**Exercise objective**
Write out all entries word for word.

**Records for the task**
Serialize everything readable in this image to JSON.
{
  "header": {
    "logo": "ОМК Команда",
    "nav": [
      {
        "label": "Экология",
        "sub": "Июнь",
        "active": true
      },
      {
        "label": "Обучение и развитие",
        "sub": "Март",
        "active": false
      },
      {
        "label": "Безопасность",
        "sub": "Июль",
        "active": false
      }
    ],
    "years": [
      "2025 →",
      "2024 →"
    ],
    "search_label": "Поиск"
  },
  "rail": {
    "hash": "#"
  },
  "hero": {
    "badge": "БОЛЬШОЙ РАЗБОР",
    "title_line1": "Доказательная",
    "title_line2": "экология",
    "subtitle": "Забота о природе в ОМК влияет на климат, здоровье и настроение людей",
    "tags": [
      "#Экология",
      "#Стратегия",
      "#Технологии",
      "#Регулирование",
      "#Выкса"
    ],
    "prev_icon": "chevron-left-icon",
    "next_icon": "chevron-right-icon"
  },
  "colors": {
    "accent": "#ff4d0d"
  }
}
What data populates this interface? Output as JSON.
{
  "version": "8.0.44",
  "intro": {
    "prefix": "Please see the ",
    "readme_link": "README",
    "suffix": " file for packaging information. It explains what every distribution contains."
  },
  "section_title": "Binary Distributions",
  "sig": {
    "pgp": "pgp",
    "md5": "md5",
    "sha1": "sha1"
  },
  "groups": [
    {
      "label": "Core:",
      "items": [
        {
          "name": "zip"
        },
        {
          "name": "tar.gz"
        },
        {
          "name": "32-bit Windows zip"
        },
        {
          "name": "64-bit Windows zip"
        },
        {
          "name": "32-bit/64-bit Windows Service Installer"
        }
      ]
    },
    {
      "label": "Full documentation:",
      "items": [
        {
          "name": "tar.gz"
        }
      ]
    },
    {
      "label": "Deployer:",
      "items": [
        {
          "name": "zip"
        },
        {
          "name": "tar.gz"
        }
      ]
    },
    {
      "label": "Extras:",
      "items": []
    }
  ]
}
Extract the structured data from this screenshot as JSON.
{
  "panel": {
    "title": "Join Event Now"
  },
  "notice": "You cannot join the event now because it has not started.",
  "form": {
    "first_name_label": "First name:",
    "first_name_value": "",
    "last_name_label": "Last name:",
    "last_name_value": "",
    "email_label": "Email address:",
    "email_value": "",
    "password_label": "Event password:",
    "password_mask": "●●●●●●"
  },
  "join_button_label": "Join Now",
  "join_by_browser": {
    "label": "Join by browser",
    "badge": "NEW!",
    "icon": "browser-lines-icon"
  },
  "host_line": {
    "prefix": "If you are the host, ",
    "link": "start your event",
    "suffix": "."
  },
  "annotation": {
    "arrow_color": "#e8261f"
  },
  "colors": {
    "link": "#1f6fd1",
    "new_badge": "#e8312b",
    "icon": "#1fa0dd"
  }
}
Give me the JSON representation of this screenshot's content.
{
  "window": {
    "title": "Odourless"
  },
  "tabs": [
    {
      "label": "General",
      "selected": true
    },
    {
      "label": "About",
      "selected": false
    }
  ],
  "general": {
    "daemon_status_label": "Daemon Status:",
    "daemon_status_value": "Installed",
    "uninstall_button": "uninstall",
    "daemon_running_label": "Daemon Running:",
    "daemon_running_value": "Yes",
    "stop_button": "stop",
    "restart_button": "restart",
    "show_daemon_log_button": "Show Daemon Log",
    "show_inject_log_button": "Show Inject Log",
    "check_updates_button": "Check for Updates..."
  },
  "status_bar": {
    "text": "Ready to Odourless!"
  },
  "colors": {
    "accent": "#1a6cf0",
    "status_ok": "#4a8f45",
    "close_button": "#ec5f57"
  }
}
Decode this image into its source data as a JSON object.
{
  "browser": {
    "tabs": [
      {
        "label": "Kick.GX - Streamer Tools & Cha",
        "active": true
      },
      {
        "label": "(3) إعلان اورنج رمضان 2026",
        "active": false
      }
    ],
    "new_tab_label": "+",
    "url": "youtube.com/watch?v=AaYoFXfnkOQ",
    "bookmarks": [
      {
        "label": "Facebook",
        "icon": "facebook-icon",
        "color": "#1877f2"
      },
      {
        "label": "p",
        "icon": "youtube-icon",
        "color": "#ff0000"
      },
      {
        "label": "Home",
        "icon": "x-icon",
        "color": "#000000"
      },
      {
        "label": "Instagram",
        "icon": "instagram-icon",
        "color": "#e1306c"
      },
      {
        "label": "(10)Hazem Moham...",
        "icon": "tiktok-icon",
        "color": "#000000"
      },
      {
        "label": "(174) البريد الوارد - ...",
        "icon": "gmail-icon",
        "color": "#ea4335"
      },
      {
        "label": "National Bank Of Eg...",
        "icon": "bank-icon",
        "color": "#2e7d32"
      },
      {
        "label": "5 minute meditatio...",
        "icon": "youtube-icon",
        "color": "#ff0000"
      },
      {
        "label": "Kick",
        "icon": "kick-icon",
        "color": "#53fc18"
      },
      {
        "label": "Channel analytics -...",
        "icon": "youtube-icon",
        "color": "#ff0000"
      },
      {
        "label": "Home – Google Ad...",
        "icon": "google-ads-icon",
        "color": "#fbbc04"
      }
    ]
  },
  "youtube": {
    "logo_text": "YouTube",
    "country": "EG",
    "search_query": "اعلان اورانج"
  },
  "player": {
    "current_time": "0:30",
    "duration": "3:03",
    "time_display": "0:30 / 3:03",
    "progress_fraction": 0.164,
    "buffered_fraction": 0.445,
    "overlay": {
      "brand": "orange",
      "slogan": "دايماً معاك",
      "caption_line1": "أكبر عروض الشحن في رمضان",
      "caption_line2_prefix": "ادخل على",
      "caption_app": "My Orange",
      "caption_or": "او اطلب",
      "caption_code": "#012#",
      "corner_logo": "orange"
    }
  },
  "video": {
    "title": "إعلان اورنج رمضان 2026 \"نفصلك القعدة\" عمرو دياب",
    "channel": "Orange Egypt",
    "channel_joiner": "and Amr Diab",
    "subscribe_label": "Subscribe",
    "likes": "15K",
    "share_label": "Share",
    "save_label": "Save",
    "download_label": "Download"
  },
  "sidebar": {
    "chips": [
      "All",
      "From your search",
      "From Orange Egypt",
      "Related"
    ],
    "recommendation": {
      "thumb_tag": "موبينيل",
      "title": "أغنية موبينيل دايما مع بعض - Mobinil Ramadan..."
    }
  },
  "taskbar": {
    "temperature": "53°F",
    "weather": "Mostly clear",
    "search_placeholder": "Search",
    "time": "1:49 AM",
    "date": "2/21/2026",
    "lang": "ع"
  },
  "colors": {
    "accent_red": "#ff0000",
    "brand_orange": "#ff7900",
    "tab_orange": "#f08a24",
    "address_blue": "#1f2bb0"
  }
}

**Answer to this problem**
Serialize everything readable in this image to JSON.
{
  "header": {
    "logo": "ОМК Команда",
    "nav": [
      {
        "label": "Экология",
        "sub": "Июнь",
        "active": true
      },
      {
        "label": "Обучение и развитие",
        "sub": "Март",
        "active": false
      },
      {
        "label": "Безопасность",
        "sub": "Июль",
        "active": false
      }
    ],
    "years": [
      "2025 →",
      "2024 →"
    ],
    "search_label": "Поиск"
  },
  "rail": {
    "hash": "#"
  },
  "hero": {
    "badge": "БОЛЬШОЙ РАЗБОР",
    "title_line1": "Доказательная",
    "title_line2": "экология",
    "subtitle": "Забота о природе в ОМК влияет на климат, здоровье и настроение людей",
    "tags": [
      "#Экология",
      "#Стратегия",
      "#Технологии",
      "#Регулирование",
      "#Выкса"
    ],
    "prev_icon": "chevron-left-icon",
    "next_icon": "chevron-right-icon"
  },
  "colors": {
    "accent": "#ff4d0d"
  }
}
What data populates this interface? Output as JSON.
{
  "version": "8.0.44",
  "intro": {
    "prefix": "Please see the ",
    "readme_link": "README",
    "suffix": " file for packaging information. It explains what every distribution contains."
  },
  "section_title": "Binary Distributions",
  "sig": {
    "pgp": "pgp",
    "md5": "md5",
    "sha1": "sha1"
  },
  "groups": [
    {
      "label": "Core:",
      "items": [
        {
          "name": "zip"
        },
        {
          "name": "tar.gz"
        },
        {
          "name": "32-bit Windows zip"
        },
        {
          "name": "64-bit Windows zip"
        },
        {
          "name": "32-bit/64-bit Windows Service Installer"
        }
      ]
    },
    {
      "label": "Full documentation:",
      "items": [
        {
          "name": "tar.gz"
        }
      ]
    },
    {
      "label": "Deployer:",
      "items": [
        {
          "name": "zip"
        },
        {
          "name": "tar.gz"
        }
      ]
    },
    {
      "label": "Extras:",
      "items": []
    }
  ]
}
Extract the structured data from this screenshot as JSON.
{
  "panel": {
    "title": "Join Event Now"
  },
  "notice": "You cannot join the event now because it has not started.",
  "form": {
    "first_name_label": "First name:",
    "first_name_value": "",
    "last_name_label": "Last name:",
    "last_name_value": "",
    "email_label": "Email address:",
    "email_value": "",
    "password_label": "Event password:",
    "password_mask": "●●●●●●"
  },
  "join_button_label": "Join Now",
  "join_by_browser": {
    "label": "Join by browser",
    "badge": "NEW!",
    "icon": "browser-lines-icon"
  },
  "host_line": {
    "prefix": "If you are the host, ",
    "link": "start your event",
    "suffix": "."
  },
  "annotation": {
    "arrow_color": "#e8261f"
  },
  "colors": {
    "link": "#1f6fd1",
    "new_badge": "#e8312b",
    "icon": "#1fa0dd"
  }
}
Give me the JSON representation of this screenshot's content.
{
  "window": {
    "title": "Odourless"
  },
  "tabs": [
    {
      "label": "General",
      "selected": true
    },
    {
      "label": "About",
      "selected": false
    }
  ],
  "general": {
    "daemon_status_label": "Daemon Status:",
    "daemon_status_value": "Installed",
    "uninstall_button": "uninstall",
    "daemon_running_label": "Daemon Running:",
    "daemon_running_value": "Yes",
    "stop_button": "stop",
    "restart_button": "restart",
    "show_daemon_log_button": "Show Daemon Log",
    "show_inject_log_button": "Show Inject Log",
    "check_updates_button": "Check for Updates..."
  },
  "status_bar": {
    "text": "Ready to Odourless!"
  },
  "colors": {
    "accent": "#1a6cf0",
    "status_ok": "#4a8f45",
    "close_button": "#ec5f57"
  }
}
Decode this image into its source data as a JSON object.
{
  "browser": {
    "tabs": [
      {
        "label": "Kick.GX - Streamer Tools & Cha",
        "active": true
      },
      {
        "label": "(3) إعلان اورنج رمضان 2026",
        "active": false
      }
    ],
    "new_tab_label": "+",
    "url": "youtube.com/watch?v=AaYoFXfnkOQ",
    "bookmarks": [
      {
        "label": "Facebook",
        "icon": "facebook-icon",
        "color": "#1877f2"
      },
      {
        "label": "p",
        "icon": "youtube-icon",
        "color": "#ff0000"
      },
      {
        "label": "Home",
        "icon": "x-icon",
        "color": "#000000"
      },
      {
        "label": "Instagram",
        "icon": "instagram-icon",
        "color": "#e1306c"
      },
      {
        "label": "(10)Hazem Moham...",
        "icon": "tiktok-icon",
        "color": "#000000"
      },
      {
        "label": "(174) البريد الوارد - ...",
        "icon": "gmail-icon",
        "color": "#ea4335"
      },
      {
        "label": "National Bank Of Eg...",
        "icon": "bank-icon",
        "color": "#2e7d32"
      },
      {
        "label": "5 minute meditatio...",
        "icon": "youtube-icon",
        "color": "#ff0000"
      },
      {
        "label": "Kick",
        "icon": "kick-icon",
        "color": "#53fc18"
      },
      {
        "label": "Channel analytics -...",
        "icon": "youtube-icon",
        "color": "#ff0000"
      },
      {
        "label": "Home – Google Ad...",
        "icon": "google-ads-icon",
        "color": "#fbbc04"
      }
    ]
  },
  "youtube": {
    "logo_text": "YouTube",
    "country": "EG",
    "search_query": "اعلان اورانج"
  },
  "player": {
    "current_time": "0:30",
    "duration": "3:03",
    "time_display": "0:30 / 3:03",
    "progress_fraction": 0.164,
    "buffered_fraction": 0.445,
    "overlay": {
      "brand": "orange",
      "slogan": "دايماً معاك",
      "caption_line1": "أكبر عروض الشحن في رمضان",
      "caption_line2_prefix": "ادخل على",
      "caption_app": "My Orange",
      "caption_or": "او اطلب",
      "caption_code": "#012#",
      "corner_logo": "orange"
    }
  },
  "video": {
    "title": "إعلان اورنج رمضان 2026 \"نفصلك القعدة\" عمرو دياب",
    "channel": "Orange Egypt",
    "channel_joiner": "and Amr Diab",
    "subscribe_label": "Subscribe",
    "likes": "15K",
    "share_label": "Share",
    "save_label": "Save",
    "download_label": "Download"
  },
  "sidebar": {
    "chips": [
      "All",
      "From your search",
      "From Orange Egypt",
      "Related"
    ],
    "recommendation": {
      "thumb_tag": "موبينيل",
      "title": "أغنية موبينيل دايما مع بعض - Mobinil Ramadan..."
    }
  },
  "taskbar": {
    "temperature": "53°F",
    "weather": "Mostly clear",
    "search_placeholder": "Search",
    "time": "1:49 AM",
    "date": "2/21/2026",
    "lang": "ع"
  },
  "colors": {
    "accent_red": "#ff0000",
    "brand_orange": "#ff7900",
    "tab_orange": "#f08a24",
    "address_blue": "#1f2bb0"
  }
}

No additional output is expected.